| Problem description |
Below are the records; copy each line in them that holds the word "transit".

## Begin Records shown

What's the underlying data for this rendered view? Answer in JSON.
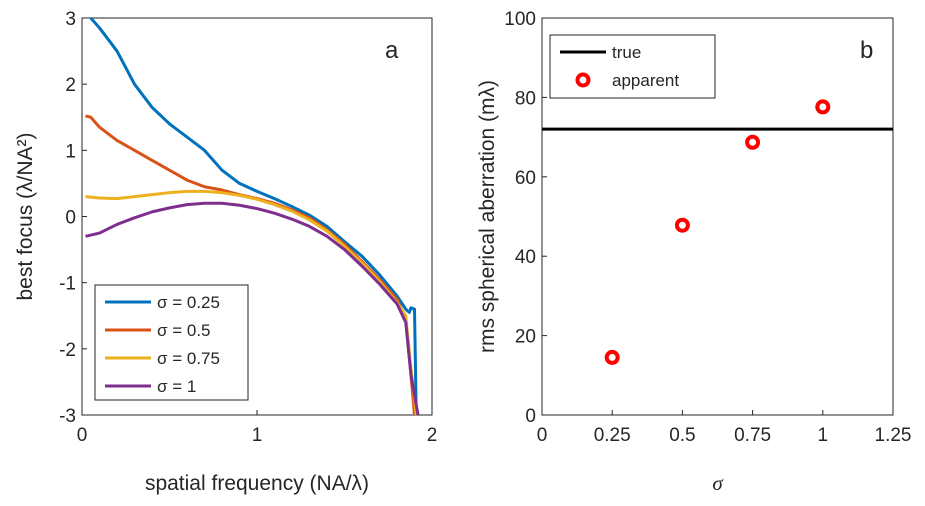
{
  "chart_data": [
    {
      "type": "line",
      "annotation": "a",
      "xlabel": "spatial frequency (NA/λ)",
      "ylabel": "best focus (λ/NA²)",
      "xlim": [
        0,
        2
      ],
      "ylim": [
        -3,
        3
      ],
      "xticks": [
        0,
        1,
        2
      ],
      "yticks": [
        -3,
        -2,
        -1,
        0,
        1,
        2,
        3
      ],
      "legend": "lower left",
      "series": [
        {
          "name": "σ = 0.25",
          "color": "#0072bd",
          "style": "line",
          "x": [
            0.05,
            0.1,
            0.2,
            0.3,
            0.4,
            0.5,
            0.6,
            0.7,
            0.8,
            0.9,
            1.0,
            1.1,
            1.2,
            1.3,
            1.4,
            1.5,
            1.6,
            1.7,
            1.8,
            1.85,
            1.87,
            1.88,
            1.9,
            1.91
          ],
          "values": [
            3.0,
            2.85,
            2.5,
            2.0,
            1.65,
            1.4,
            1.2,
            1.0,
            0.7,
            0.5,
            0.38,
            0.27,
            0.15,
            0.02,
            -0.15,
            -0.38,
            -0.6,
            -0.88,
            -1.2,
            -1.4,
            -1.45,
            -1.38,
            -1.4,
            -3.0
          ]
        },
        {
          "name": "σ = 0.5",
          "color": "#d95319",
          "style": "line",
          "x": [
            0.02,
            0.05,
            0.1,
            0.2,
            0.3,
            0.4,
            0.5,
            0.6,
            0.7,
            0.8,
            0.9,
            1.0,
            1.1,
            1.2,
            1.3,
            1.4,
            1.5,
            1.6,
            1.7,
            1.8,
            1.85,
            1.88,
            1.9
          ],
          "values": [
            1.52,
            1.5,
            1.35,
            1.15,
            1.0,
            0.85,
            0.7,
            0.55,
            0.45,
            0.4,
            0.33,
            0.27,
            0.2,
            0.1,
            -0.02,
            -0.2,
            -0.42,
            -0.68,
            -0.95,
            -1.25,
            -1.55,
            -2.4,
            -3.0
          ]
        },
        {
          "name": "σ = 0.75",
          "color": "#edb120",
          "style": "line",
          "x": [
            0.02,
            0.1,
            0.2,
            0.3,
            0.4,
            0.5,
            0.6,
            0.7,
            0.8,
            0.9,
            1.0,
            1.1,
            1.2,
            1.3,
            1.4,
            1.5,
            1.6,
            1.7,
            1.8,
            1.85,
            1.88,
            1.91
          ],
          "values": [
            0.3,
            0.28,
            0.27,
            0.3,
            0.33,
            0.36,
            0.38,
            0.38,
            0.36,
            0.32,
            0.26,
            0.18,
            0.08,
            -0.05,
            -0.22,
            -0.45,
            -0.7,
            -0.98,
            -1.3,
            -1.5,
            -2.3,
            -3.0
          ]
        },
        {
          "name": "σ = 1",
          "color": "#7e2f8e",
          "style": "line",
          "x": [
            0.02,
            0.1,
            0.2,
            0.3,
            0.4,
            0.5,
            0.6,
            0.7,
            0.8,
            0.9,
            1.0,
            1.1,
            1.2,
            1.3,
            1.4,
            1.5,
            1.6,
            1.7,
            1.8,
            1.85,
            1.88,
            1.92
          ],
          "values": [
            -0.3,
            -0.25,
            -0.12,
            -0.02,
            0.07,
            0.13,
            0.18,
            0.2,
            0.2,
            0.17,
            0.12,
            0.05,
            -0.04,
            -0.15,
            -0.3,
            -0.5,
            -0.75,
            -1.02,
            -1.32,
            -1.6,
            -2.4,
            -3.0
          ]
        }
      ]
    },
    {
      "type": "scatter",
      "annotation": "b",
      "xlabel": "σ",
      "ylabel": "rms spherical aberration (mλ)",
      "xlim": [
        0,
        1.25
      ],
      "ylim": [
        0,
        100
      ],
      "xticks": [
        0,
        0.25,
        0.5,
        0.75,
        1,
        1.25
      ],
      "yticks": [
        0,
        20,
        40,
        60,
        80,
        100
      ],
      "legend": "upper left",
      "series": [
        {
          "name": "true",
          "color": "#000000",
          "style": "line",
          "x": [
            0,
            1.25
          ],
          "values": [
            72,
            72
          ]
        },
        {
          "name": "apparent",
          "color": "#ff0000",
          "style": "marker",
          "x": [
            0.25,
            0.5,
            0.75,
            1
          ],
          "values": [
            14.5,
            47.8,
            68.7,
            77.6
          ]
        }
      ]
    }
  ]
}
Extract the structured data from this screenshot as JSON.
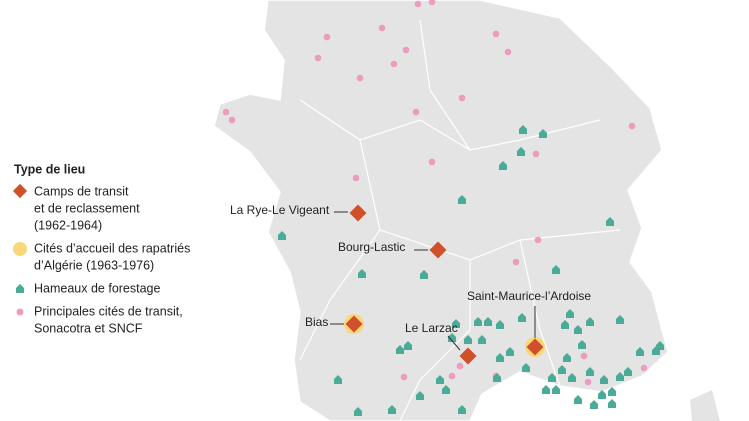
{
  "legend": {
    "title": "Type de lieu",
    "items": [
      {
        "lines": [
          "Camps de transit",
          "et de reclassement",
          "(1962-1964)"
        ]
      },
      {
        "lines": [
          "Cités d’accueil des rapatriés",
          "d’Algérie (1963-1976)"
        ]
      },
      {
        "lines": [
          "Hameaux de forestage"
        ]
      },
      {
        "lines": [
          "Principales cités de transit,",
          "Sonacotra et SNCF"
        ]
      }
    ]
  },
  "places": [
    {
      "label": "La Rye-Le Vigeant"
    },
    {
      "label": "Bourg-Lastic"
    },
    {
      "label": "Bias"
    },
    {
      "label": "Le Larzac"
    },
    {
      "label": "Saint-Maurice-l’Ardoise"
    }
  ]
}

## End Records shown

| Result for this exercise |
          "Camps de transit",
          "Principales cités de transit,",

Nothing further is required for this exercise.